> [WHAT THE TASK ASKS] Show each line from the listing that includes the word "Sulz".

> [RECORDS TO USE]
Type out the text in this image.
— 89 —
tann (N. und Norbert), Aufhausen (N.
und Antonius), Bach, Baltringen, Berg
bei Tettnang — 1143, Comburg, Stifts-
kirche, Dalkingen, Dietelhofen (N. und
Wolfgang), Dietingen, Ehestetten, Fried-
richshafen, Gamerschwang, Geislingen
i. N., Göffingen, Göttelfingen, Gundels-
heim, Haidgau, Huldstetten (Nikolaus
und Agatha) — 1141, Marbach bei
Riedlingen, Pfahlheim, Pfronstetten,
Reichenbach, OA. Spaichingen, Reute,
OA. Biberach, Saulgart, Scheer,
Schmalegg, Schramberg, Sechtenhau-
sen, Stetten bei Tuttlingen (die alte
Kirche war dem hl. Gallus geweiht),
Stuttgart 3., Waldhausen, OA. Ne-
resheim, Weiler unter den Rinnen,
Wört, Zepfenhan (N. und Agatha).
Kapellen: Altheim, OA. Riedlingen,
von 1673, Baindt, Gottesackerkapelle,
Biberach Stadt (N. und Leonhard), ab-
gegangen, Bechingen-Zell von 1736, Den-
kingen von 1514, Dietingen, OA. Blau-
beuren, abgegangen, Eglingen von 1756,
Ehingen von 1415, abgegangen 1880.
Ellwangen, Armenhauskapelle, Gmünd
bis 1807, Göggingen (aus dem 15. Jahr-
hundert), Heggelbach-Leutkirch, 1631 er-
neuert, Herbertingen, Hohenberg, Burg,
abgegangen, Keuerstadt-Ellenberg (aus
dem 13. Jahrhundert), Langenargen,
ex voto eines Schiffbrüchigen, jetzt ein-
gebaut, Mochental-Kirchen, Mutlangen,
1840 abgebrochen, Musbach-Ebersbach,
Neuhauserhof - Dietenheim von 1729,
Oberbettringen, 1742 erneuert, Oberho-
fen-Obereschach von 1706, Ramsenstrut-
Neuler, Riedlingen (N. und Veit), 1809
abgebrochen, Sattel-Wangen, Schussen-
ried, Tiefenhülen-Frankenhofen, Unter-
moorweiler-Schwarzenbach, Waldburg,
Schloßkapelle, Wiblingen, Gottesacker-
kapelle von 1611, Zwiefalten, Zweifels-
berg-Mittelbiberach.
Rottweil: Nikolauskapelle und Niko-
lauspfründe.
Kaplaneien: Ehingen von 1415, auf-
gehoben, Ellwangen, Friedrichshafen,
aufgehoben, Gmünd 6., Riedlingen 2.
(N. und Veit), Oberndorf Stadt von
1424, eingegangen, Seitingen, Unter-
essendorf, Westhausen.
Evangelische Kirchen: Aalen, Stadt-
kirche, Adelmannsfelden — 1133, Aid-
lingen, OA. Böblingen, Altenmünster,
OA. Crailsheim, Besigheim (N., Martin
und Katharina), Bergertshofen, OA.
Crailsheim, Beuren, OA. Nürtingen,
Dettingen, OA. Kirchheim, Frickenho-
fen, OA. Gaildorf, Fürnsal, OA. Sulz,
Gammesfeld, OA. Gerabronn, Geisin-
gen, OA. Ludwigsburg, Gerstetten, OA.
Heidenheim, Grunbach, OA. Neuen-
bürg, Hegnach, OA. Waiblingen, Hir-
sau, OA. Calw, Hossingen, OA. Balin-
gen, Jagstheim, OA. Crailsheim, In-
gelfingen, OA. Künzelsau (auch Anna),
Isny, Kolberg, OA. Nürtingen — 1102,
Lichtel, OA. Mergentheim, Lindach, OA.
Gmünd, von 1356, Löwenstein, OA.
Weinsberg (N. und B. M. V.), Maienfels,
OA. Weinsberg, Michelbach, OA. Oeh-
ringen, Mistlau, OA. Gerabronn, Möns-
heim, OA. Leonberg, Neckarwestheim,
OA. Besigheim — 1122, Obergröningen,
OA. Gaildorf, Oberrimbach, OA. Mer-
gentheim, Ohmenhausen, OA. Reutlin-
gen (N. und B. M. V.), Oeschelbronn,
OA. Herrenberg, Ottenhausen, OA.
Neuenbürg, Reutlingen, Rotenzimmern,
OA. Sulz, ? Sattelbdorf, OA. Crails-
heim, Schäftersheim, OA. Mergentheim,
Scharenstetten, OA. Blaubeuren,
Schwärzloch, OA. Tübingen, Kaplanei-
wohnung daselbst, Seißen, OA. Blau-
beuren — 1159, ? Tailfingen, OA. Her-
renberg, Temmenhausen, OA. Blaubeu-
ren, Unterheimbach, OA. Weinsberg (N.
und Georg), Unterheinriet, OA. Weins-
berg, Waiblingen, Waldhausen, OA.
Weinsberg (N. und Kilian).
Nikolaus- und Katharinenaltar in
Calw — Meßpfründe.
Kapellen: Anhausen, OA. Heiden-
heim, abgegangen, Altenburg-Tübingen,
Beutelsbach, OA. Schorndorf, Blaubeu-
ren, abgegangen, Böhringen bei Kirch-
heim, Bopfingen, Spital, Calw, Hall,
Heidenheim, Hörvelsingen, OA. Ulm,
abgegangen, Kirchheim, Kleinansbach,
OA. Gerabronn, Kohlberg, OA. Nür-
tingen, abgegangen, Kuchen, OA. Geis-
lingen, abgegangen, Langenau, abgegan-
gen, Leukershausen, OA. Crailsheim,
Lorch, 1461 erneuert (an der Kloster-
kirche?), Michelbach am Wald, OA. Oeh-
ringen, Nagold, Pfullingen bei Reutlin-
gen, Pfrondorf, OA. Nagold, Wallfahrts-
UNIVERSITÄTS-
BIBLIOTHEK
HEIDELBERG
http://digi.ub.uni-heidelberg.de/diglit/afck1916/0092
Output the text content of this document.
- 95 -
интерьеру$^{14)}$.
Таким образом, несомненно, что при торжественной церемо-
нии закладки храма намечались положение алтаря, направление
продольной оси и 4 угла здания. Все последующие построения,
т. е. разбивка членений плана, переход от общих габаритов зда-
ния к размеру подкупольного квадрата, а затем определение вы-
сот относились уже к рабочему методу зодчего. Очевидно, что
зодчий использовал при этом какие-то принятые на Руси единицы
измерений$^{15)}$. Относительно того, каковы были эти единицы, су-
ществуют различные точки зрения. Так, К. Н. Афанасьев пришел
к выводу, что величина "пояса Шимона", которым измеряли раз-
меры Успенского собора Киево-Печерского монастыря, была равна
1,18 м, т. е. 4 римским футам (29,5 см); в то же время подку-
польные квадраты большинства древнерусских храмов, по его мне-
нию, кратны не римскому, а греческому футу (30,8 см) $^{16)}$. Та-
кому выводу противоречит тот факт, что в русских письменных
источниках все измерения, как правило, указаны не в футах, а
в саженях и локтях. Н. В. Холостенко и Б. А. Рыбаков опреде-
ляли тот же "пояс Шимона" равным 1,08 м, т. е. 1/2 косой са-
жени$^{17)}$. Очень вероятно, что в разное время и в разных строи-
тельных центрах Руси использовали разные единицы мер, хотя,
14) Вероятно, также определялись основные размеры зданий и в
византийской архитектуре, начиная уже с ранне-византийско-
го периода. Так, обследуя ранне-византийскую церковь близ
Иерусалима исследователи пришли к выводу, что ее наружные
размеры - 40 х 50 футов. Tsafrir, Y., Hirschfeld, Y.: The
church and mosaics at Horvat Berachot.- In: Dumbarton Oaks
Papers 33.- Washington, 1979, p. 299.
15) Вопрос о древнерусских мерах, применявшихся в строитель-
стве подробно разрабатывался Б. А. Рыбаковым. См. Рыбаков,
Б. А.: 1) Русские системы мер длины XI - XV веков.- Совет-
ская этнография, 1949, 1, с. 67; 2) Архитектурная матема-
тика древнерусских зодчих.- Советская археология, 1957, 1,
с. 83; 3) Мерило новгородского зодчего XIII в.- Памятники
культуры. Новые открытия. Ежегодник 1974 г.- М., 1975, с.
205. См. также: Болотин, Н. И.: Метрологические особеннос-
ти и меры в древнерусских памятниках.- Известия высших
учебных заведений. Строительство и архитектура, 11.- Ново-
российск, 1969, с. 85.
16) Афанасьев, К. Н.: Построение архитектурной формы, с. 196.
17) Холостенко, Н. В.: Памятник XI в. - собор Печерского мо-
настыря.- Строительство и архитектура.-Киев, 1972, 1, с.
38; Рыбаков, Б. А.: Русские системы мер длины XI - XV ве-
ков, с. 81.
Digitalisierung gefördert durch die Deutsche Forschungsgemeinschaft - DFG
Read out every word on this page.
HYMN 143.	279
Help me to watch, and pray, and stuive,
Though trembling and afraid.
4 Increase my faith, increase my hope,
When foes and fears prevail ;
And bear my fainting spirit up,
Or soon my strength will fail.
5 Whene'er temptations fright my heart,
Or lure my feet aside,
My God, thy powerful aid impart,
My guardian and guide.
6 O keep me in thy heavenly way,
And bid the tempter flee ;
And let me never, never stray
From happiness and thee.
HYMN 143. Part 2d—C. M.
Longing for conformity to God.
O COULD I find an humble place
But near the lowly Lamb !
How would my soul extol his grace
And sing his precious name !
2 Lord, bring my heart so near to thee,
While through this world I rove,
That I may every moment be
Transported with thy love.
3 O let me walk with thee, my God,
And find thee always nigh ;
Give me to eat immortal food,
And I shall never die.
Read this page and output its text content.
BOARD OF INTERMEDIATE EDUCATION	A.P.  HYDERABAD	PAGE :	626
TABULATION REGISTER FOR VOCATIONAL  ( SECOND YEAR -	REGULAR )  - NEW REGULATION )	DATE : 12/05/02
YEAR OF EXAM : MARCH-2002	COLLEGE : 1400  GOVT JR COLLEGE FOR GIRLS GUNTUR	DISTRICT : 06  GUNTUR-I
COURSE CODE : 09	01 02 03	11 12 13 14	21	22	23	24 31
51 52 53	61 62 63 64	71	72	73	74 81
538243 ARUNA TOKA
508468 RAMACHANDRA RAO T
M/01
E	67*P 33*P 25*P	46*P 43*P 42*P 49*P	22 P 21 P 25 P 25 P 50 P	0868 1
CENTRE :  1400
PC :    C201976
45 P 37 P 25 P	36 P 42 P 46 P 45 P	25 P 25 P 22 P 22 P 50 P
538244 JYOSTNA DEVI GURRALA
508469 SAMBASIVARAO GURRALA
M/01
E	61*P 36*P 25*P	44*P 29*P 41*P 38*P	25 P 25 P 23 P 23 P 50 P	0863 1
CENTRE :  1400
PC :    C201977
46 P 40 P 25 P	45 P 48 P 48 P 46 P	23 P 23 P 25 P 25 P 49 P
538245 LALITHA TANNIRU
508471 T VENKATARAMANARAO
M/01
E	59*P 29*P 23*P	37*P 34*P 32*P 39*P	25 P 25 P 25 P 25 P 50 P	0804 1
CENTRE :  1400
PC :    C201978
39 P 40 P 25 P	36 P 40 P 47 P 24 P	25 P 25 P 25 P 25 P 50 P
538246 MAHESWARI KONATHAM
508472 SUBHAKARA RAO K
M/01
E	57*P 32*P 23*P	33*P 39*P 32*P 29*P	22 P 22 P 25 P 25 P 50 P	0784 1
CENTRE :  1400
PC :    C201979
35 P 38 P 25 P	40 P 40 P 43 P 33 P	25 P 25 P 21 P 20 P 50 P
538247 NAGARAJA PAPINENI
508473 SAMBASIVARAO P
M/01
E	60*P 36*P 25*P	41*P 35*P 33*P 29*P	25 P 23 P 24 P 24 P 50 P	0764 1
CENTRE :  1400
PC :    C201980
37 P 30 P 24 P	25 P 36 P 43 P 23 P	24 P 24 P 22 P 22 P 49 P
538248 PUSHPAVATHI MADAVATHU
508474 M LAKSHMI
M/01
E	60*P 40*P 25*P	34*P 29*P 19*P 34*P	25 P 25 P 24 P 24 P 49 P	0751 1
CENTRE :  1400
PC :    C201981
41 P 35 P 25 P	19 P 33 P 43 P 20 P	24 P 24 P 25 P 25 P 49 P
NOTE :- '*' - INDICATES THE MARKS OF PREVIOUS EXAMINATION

> [CORRECT RESPONSE]
fen, OA. Gaildorf, Fürnsal, OA. Sulz,
OA. Sulz, ? Sattelbdorf, OA. Crails-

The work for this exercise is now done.